[Records from a data collection]
• • • • • • •

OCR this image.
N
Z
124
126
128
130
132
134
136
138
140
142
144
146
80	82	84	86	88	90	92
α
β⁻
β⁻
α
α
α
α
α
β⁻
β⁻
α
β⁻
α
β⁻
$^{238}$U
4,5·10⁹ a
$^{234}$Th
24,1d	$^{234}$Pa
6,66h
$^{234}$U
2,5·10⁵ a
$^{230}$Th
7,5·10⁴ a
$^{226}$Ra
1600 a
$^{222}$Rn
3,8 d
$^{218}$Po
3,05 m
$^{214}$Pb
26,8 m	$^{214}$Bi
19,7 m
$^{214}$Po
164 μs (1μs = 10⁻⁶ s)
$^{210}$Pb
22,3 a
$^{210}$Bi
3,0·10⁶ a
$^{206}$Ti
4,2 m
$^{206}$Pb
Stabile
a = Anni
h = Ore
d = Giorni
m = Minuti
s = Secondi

• • • • • • •

### [What the task asks]
Take the listing above and set it down exactly.

### [Output of the task]
OCR this image.
N
Z
124
126
128
130
132
134
136
138
140
142
144
146
80	82	84	86	88	90	92
α
β⁻
β⁻
α
α
α
α
α
β⁻
β⁻
α
β⁻
α
β⁻
$^{238}$U
4,5·10⁹ a
$^{234}$Th
24,1d	$^{234}$Pa
6,66h
$^{234}$U
2,5·10⁵ a
$^{230}$Th
7,5·10⁴ a
$^{226}$Ra
1600 a
$^{222}$Rn
3,8 d
$^{218}$Po
3,05 m
$^{214}$Pb
26,8 m	$^{214}$Bi
19,7 m
$^{214}$Po
164 μs (1μs = 10⁻⁶ s)
$^{210}$Pb
22,3 a
$^{210}$Bi
3,0·10⁶ a
$^{206}$Ti
4,2 m
$^{206}$Pb
Stabile
a = Anni
h = Ore
d = Giorni
m = Minuti
s = Secondi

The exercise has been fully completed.